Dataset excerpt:
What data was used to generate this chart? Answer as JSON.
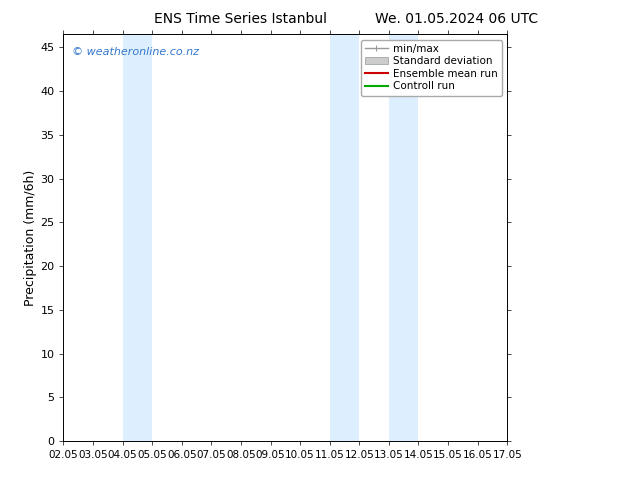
{
  "title": "ENS Time Series Istanbul",
  "title2": "We. 01.05.2024 06 UTC",
  "ylabel": "Precipitation (mm/6h)",
  "xlabel_ticks": [
    "02.05",
    "03.05",
    "04.05",
    "05.05",
    "06.05",
    "07.05",
    "08.05",
    "09.05",
    "10.05",
    "11.05",
    "12.05",
    "13.05",
    "14.05",
    "15.05",
    "16.05",
    "17.05"
  ],
  "xlim": [
    0,
    15
  ],
  "ylim": [
    0,
    46.5
  ],
  "yticks": [
    0,
    5,
    10,
    15,
    20,
    25,
    30,
    35,
    40,
    45
  ],
  "shaded_bands": [
    {
      "xmin": 2.0,
      "xmax": 3.0,
      "color": "#ddeeff"
    },
    {
      "xmin": 9.0,
      "xmax": 10.0,
      "color": "#ddeeff"
    },
    {
      "xmin": 11.0,
      "xmax": 12.0,
      "color": "#ddeeff"
    }
  ],
  "watermark": "© weatheronline.co.nz",
  "watermark_color": "#3377cc",
  "legend_items": [
    {
      "label": "min/max",
      "color": "#999999",
      "lw": 1.0
    },
    {
      "label": "Standard deviation",
      "color": "#cccccc",
      "lw": 6
    },
    {
      "label": "Ensemble mean run",
      "color": "#cc0000",
      "lw": 1.5
    },
    {
      "label": "Controll run",
      "color": "#00aa00",
      "lw": 1.5
    }
  ],
  "background_color": "#ffffff",
  "plot_bg_color": "#ffffff",
  "border_color": "#000000",
  "figsize": [
    6.34,
    4.9
  ],
  "dpi": 100
}
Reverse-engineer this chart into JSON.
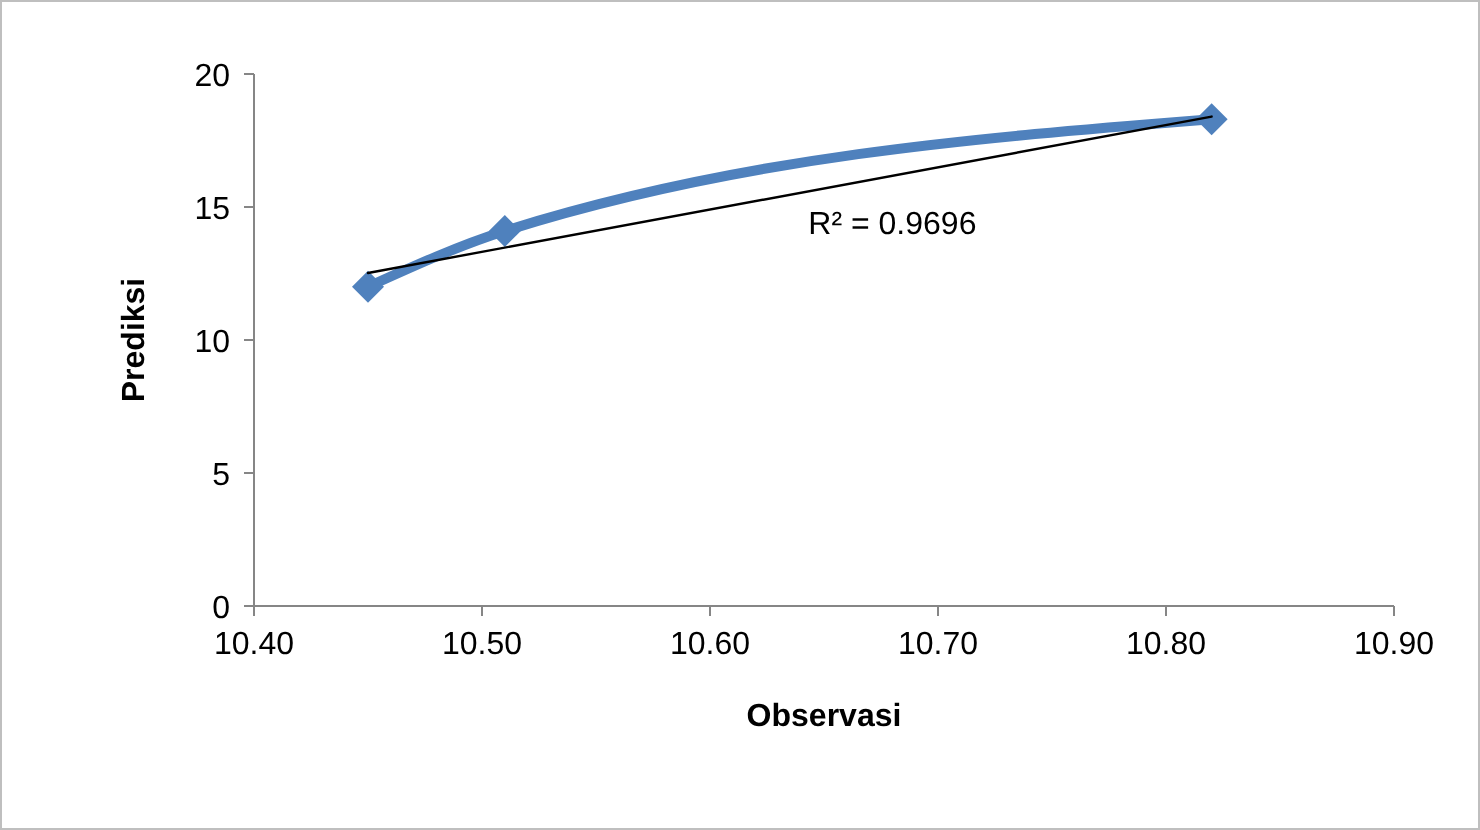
{
  "chart_data": {
    "type": "line",
    "xlabel": "Observasi",
    "ylabel": "Prediksi",
    "x": [
      10.45,
      10.51,
      10.82
    ],
    "series": [
      {
        "color": "#4f81bd",
        "values": [
          12.0,
          14.1,
          18.3
        ],
        "marker": "diamond"
      },
      {
        "type": "line",
        "color": "#000000",
        "x": [
          10.45,
          10.82
        ],
        "values": [
          12.52,
          18.4
        ],
        "marker": "none"
      }
    ],
    "xlim": [
      10.4,
      10.9
    ],
    "xticks": [
      {
        "value": 10.4,
        "label": "10.40"
      },
      {
        "value": 10.5,
        "label": "10.50"
      },
      {
        "value": 10.6,
        "label": "10.60"
      },
      {
        "value": 10.7,
        "label": "10.70"
      },
      {
        "value": 10.8,
        "label": "10.80"
      },
      {
        "value": 10.9,
        "label": "10.90"
      }
    ],
    "ylim": [
      0,
      20
    ],
    "yticks": [
      0,
      5,
      10,
      15,
      20
    ],
    "annotations": [
      "R² = 0.9696"
    ],
    "grid": false
  }
}
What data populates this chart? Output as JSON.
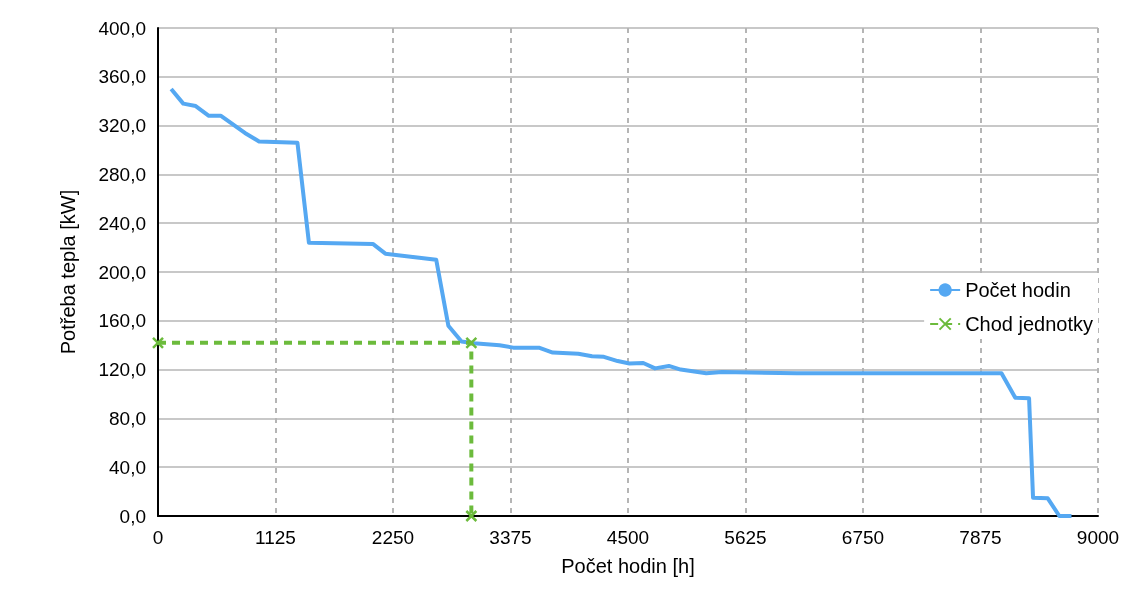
{
  "chart_data": {
    "type": "line",
    "xlabel": "Počet hodin [h]",
    "ylabel": "Potřeba tepla [kW]",
    "series": [
      {
        "name": "Počet hodin",
        "color": "#55a8f2",
        "marker": "none",
        "line_style": "solid",
        "x": [
          126,
          242,
          361,
          487,
          603,
          832,
          968,
          1335,
          1445,
          2057,
          2177,
          2664,
          2780,
          2906,
          3025,
          3270,
          3402,
          3647,
          3779,
          4024,
          4156,
          4269,
          4401,
          4514,
          4646,
          4759,
          4891,
          5004,
          5249,
          5400,
          6116,
          8076,
          8208,
          8340,
          8378,
          8519,
          8630,
          8746
        ],
        "values": [
          350,
          338,
          336,
          328,
          328,
          314,
          307,
          306,
          224,
          223,
          215,
          210,
          156,
          143,
          141.6,
          140,
          138,
          138,
          134,
          133,
          131,
          130.5,
          127,
          125,
          125.4,
          121,
          123,
          120,
          117,
          118,
          117,
          117,
          97,
          96.5,
          15,
          14.5,
          0,
          0
        ]
      },
      {
        "name": "Chod jednotky",
        "color": "#6cbb3c",
        "marker": "cross",
        "line_style": "dashed",
        "x": [
          0,
          3000,
          3000
        ],
        "values": [
          142,
          142,
          0
        ]
      }
    ],
    "xlim": [
      0,
      9000
    ],
    "xticks": [
      0,
      1125,
      2250,
      3375,
      4500,
      5625,
      6750,
      7875,
      9000
    ],
    "ylim": [
      0,
      400
    ],
    "yticks": [
      {
        "value": 0,
        "label": "0,0"
      },
      {
        "value": 40,
        "label": "40,0"
      },
      {
        "value": 80,
        "label": "80,0"
      },
      {
        "value": 120,
        "label": "120,0"
      },
      {
        "value": 160,
        "label": "160,0"
      },
      {
        "value": 200,
        "label": "200,0"
      },
      {
        "value": 240,
        "label": "240,0"
      },
      {
        "value": 280,
        "label": "280,0"
      },
      {
        "value": 320,
        "label": "320,0"
      },
      {
        "value": 360,
        "label": "360,0"
      },
      {
        "value": 400,
        "label": "400,0"
      }
    ],
    "grid": true,
    "legend": "right"
  }
}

EXERCISE DESCRIPTION:
Say the number of lines in the records above that include the string "hodin", and no more.

SOLUTION BELOW:
2